>>>>>

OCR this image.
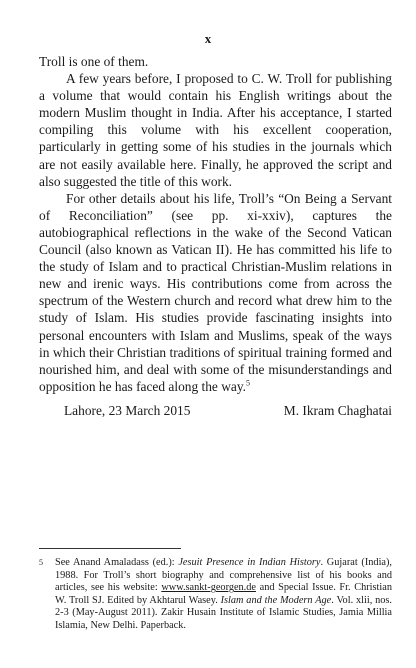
x

Troll is one of them.

A few years before, I proposed to C. W. Troll for publishing a volume that would contain his English writings about the modern Muslim thought in India. After his acceptance, I started compiling this volume with his excellent cooperation, particularly in getting some of his studies in the journals which are not easily available here. Finally, he approved the script and also suggested the title of this work.

For other details about his life, Troll’s “On Being a Servant of Reconciliation” (see pp. xi-xxiv), captures the autobiographical reflections in the wake of the Second Vatican Council (also known as Vatican II). He has committed his life to the study of Islam and to practical Christian-Muslim relations in new and irenic ways. His contributions come from across the spectrum of the Western church and record what drew him to the study of Islam. His studies provide fascinating insights into personal encounters with Islam and Muslims, speak of the ways in which their Christian traditions of spiritual training formed and nourished him, and deal with some of the misunderstandings and opposition he has faced along the way.$^5$

Lahore, 23 March 2015	M. Ikram Chaghatai
5 See Anand Amaladass (ed.): Jesuit Presence in Indian History. Gujarat (India), 1988. For Troll’s short biography and comprehensive list of his books and articles, see his website: www.sankt-georgen.de and Special Issue. Fr. Christian W. Troll SJ. Edited by Akhtarul Wasey. Islam and the Modern Age. Vol. xlii, nos. 2-3 (May-August 2011). Zakir Husain Institute of Islamic Studies, Jamia Millia Islamia, New Delhi. Paperback.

<<<<<

- Your instructions -
Reproduce all of the material exactly, apart from the pictures.

- Finished exercise -
OCR this image.
x

Troll is one of them.

A few years before, I proposed to C. W. Troll for publishing a volume that would contain his English writings about the modern Muslim thought in India. After his acceptance, I started compiling this volume with his excellent cooperation, particularly in getting some of his studies in the journals which are not easily available here. Finally, he approved the script and also suggested the title of this work.

For other details about his life, Troll’s “On Being a Servant of Reconciliation” (see pp. xi-xxiv), captures the autobiographical reflections in the wake of the Second Vatican Council (also known as Vatican II). He has committed his life to the study of Islam and to practical Christian-Muslim relations in new and irenic ways. His contributions come from across the spectrum of the Western church and record what drew him to the study of Islam. His studies provide fascinating insights into personal encounters with Islam and Muslims, speak of the ways in which their Christian traditions of spiritual training formed and nourished him, and deal with some of the misunderstandings and opposition he has faced along the way.$^5$

Lahore, 23 March 2015	M. Ikram Chaghatai
5 See Anand Amaladass (ed.): Jesuit Presence in Indian History. Gujarat (India), 1988. For Troll’s short biography and comprehensive list of his books and articles, see his website: www.sankt-georgen.de and Special Issue. Fr. Christian W. Troll SJ. Edited by Akhtarul Wasey. Islam and the Modern Age. Vol. xlii, nos. 2-3 (May-August 2011). Zakir Husain Institute of Islamic Studies, Jamia Millia Islamia, New Delhi. Paperback.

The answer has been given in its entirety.